• Problem details: Copy the data exactly as it appears, and do not include any pictures.
# # # # #
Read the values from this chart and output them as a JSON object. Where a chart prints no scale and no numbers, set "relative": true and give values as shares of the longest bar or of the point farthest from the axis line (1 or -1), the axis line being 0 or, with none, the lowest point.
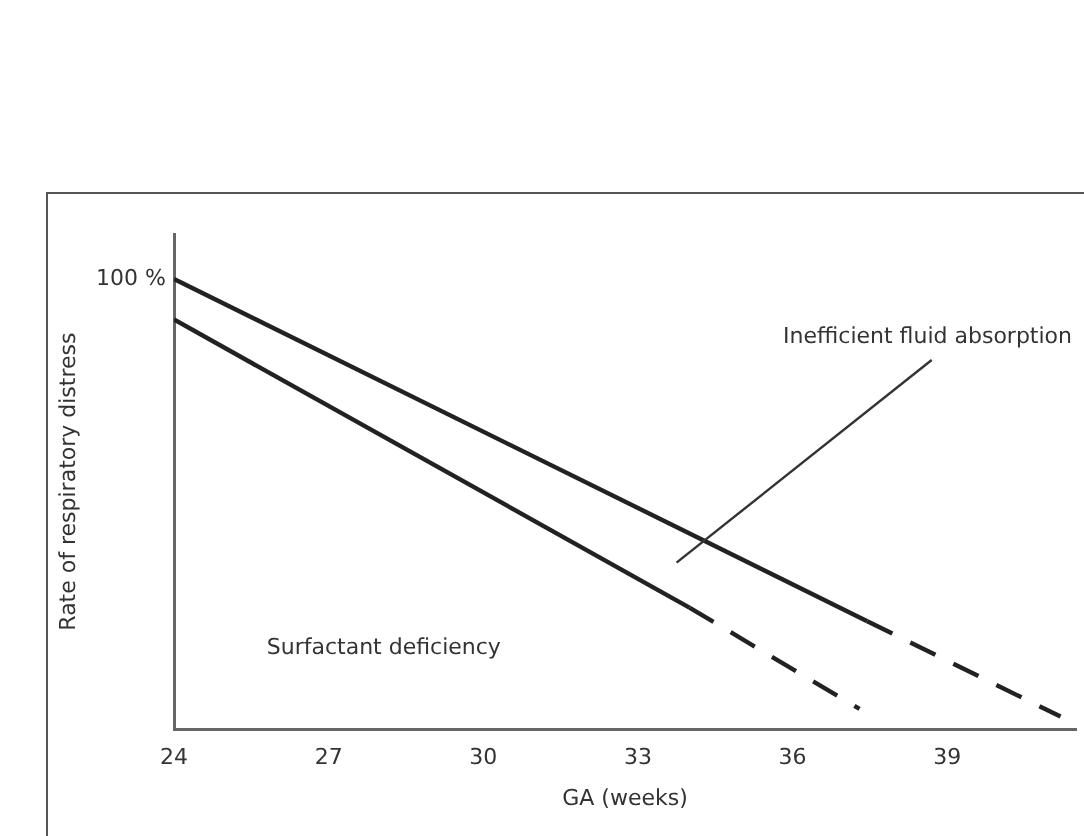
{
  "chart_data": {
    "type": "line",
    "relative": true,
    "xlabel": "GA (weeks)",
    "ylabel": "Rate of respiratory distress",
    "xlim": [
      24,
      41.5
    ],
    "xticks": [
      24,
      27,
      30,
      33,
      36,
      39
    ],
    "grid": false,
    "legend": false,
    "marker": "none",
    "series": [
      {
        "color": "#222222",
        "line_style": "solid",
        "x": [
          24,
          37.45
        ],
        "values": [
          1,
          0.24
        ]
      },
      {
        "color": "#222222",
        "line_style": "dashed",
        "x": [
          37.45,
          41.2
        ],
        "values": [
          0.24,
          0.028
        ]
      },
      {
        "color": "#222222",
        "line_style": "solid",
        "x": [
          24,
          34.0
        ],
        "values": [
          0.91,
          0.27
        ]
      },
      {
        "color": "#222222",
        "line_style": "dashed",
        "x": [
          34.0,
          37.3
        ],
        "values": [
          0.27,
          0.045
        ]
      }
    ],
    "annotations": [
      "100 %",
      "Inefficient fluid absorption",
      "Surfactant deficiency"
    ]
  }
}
# # # # #
• Solved problem:
Read the values from this chart and output them as a JSON object. Where a chart prints no scale and no numbers, set "relative": true and give values as shares of the longest bar or of the point farthest from the axis line (1 or -1), the axis line being 0 or, with none, the lowest point.
{
  "chart_data": {
    "type": "line",
    "relative": true,
    "xlabel": "GA (weeks)",
    "ylabel": "Rate of respiratory distress",
    "xlim": [
      24,
      41.5
    ],
    "xticks": [
      24,
      27,
      30,
      33,
      36,
      39
    ],
    "grid": false,
    "legend": false,
    "marker": "none",
    "series": [
      {
        "color": "#222222",
        "line_style": "solid",
        "x": [
          24,
          37.45
        ],
        "values": [
          1,
          0.24
        ]
      },
      {
        "color": "#222222",
        "line_style": "dashed",
        "x": [
          37.45,
          41.2
        ],
        "values": [
          0.24,
          0.028
        ]
      },
      {
        "color": "#222222",
        "line_style": "solid",
        "x": [
          24,
          34.0
        ],
        "values": [
          0.91,
          0.27
        ]
      },
      {
        "color": "#222222",
        "line_style": "dashed",
        "x": [
          34.0,
          37.3
        ],
        "values": [
          0.27,
          0.045
        ]
      }
    ],
    "annotations": [
      "100 %",
      "Inefficient fluid absorption",
      "Surfactant deficiency"
    ]
  }
}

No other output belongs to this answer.